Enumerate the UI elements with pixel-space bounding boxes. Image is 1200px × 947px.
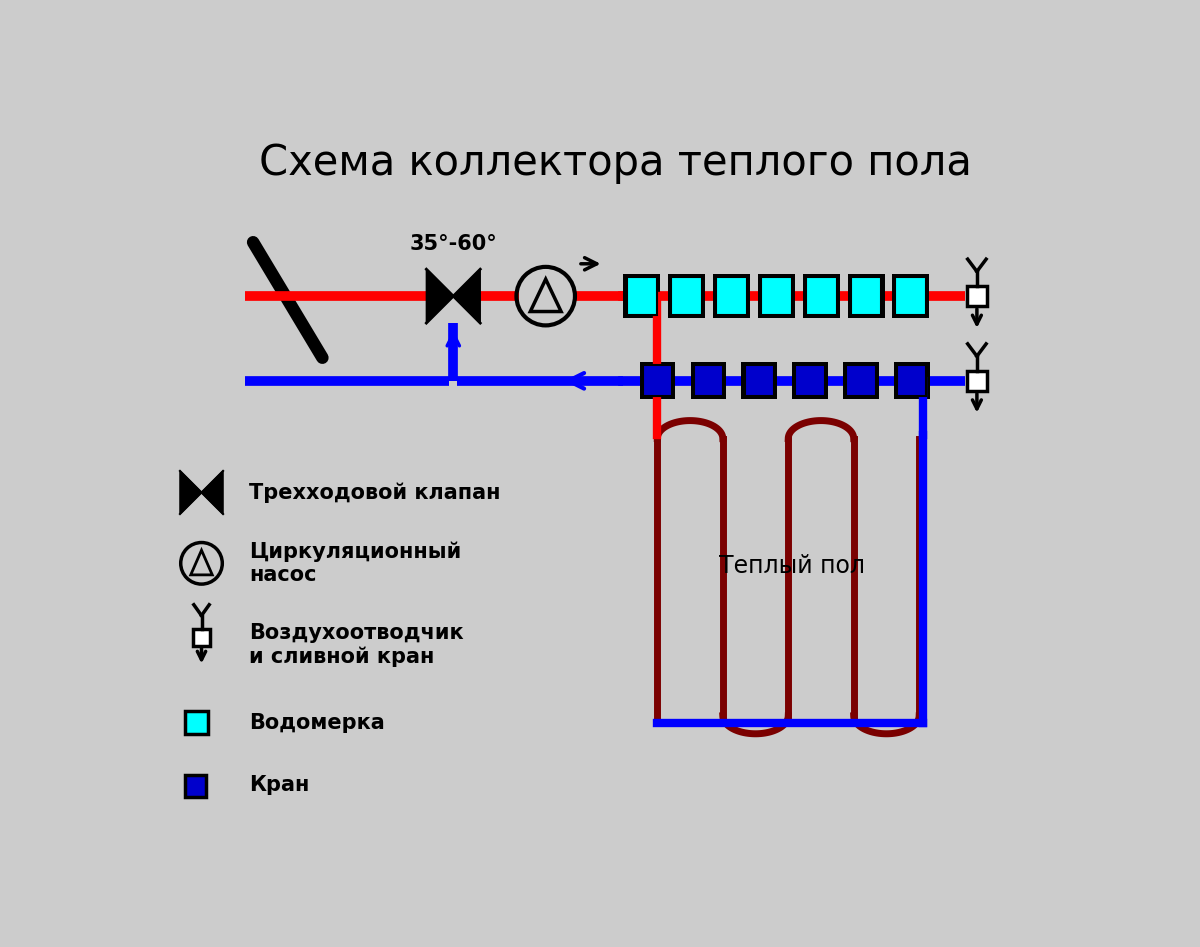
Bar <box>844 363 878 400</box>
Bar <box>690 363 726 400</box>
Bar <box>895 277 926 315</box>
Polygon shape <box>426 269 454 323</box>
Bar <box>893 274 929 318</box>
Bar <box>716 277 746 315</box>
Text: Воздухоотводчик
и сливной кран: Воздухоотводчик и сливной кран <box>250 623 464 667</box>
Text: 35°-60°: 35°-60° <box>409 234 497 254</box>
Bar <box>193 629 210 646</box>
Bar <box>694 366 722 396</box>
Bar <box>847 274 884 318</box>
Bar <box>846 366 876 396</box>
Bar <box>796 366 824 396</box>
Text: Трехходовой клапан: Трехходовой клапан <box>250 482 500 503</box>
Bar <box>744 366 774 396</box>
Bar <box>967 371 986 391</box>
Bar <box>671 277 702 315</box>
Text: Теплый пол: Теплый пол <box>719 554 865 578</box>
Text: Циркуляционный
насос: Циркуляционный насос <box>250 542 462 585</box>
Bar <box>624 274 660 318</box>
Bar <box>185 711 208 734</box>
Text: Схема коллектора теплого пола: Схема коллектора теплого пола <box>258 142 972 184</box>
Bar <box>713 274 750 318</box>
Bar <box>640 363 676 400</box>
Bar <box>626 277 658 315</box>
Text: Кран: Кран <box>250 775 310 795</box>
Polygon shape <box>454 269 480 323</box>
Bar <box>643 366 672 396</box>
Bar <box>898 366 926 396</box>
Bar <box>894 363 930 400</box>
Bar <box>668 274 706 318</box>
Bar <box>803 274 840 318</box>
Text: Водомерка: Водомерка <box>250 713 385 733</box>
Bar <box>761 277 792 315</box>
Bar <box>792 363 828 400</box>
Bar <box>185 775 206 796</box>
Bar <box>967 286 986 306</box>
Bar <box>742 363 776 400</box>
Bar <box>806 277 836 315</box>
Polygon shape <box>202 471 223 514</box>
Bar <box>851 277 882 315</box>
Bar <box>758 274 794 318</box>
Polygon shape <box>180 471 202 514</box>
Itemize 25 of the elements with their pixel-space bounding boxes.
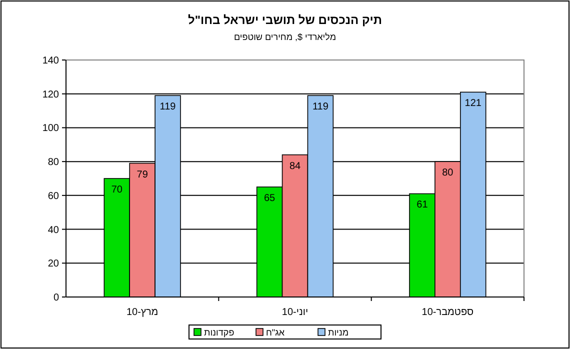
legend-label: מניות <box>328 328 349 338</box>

* * * * *

What this task involves ::
Rewrite the lines of the material, from the line with "Bar <box>844 363 878 400</box>" up to and including the line with "Text: Кран: Кран <box>250 775 310 795</box>", as a numbered list with blank lines left out.

Output for this task ::
1. Bar <box>844 363 878 400</box>
2. Bar <box>690 363 726 400</box>
3. Bar <box>895 277 926 315</box>
4. Polygon shape <box>426 269 454 323</box>
5. Bar <box>893 274 929 318</box>
6. Bar <box>716 277 746 315</box>
7. Text: Воздухоотводчик
8. и сливной кран: Воздухоотводчик и сливной кран <box>250 623 464 667</box>
9. Text: 35°-60°: 35°-60° <box>409 234 497 254</box>
10. Bar <box>193 629 210 646</box>
11. Bar <box>694 366 722 396</box>
12. Bar <box>847 274 884 318</box>
13. Bar <box>846 366 876 396</box>
14. Bar <box>796 366 824 396</box>
15. Text: Трехходовой клапан: Трехходовой клапан <box>250 482 500 503</box>
16. Bar <box>744 366 774 396</box>
17. Bar <box>967 371 986 391</box>
18. Bar <box>671 277 702 315</box>
19. Text: Теплый пол: Теплый пол <box>719 554 865 578</box>
20. Text: Циркуляционный
21. насос: Циркуляционный насос <box>250 542 462 585</box>
22. Bar <box>624 274 660 318</box>
23. Bar <box>185 711 208 734</box>
24. Text: Схема коллектора теплого пола: Схема коллектора теплого пола <box>258 142 972 184</box>
25. Bar <box>713 274 750 318</box>
26. Bar <box>640 363 676 400</box>
27. Bar <box>626 277 658 315</box>
28. Text: Кран: Кран <box>250 775 310 795</box>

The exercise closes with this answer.